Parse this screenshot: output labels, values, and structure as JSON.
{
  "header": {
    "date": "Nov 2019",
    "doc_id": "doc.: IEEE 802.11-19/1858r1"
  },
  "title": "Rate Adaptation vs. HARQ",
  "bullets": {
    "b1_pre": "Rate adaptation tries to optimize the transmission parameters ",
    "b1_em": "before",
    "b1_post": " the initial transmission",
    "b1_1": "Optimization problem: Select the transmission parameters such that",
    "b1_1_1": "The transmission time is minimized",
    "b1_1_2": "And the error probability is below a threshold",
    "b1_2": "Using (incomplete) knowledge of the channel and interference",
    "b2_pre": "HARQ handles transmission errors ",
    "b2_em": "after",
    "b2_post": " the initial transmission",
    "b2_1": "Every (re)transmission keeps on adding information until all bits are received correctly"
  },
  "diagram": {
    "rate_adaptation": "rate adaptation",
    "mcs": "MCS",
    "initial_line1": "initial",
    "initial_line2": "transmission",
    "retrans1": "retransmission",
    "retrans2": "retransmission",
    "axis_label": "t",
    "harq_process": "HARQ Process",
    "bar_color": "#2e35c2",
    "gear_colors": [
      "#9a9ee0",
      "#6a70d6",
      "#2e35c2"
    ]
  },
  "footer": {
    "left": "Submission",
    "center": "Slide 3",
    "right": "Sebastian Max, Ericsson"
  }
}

- EXERCISE TASK:
In the records above, find each line with the word "retransmission" and copy it.

- RESPONSE TO THIS EXERCISE:
    "retrans1": "retransmission",
    "retrans2": "retransmission",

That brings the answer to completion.